Aim of the task:
Give the listing again exactly, omitting its images.

* START Provided data *

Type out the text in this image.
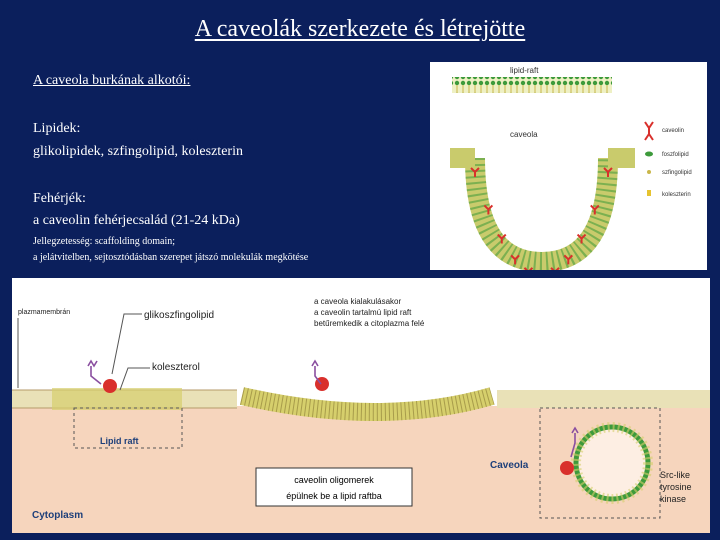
A caveolák szerkezete és létrejötte
A caveola burkának alkotói:
Lipidek:
glikolipidek, szfingolipid, koleszterin
Fehérjék:
a caveolin fehérjecsalád (21-24 kDa)
Jellegzetesség: scaffolding domain;
a jelátvitelben, sejtosztódásban szerepet játszó molekulák megkötése
lipid-raft
caveola	caveolin
foszfolipid
szfingolipid
koleszterin
Lipid raft
plazmamembrán	glikoszfingolipid
koleszterol
a caveola kialakulásakor
a caveolin tartalmú lipid raft
betűremkedik a citoplazma felé
Caveola
Src-like
tyrosine
kinase
Cytoplasm
caveolin oligomerek
épülnek be a lipid raftba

* END Provided data *

Output:
Type out the text in this image.
A caveolák szerkezete és létrejötte
A caveola burkának alkotói:
Lipidek:
glikolipidek, szfingolipid, koleszterin
Fehérjék:
a caveolin fehérjecsalád (21-24 kDa)
Jellegzetesség: scaffolding domain;
a jelátvitelben, sejtosztódásban szerepet játszó molekulák megkötése
lipid-raft
caveola	caveolin
foszfolipid
szfingolipid
koleszterin
Lipid raft
plazmamembrán	glikoszfingolipid
koleszterol
a caveola kialakulásakor
a caveolin tartalmú lipid raft
betűremkedik a citoplazma felé
Caveola
Src-like
tyrosine
kinase
Cytoplasm
caveolin oligomerek
épülnek be a lipid raftba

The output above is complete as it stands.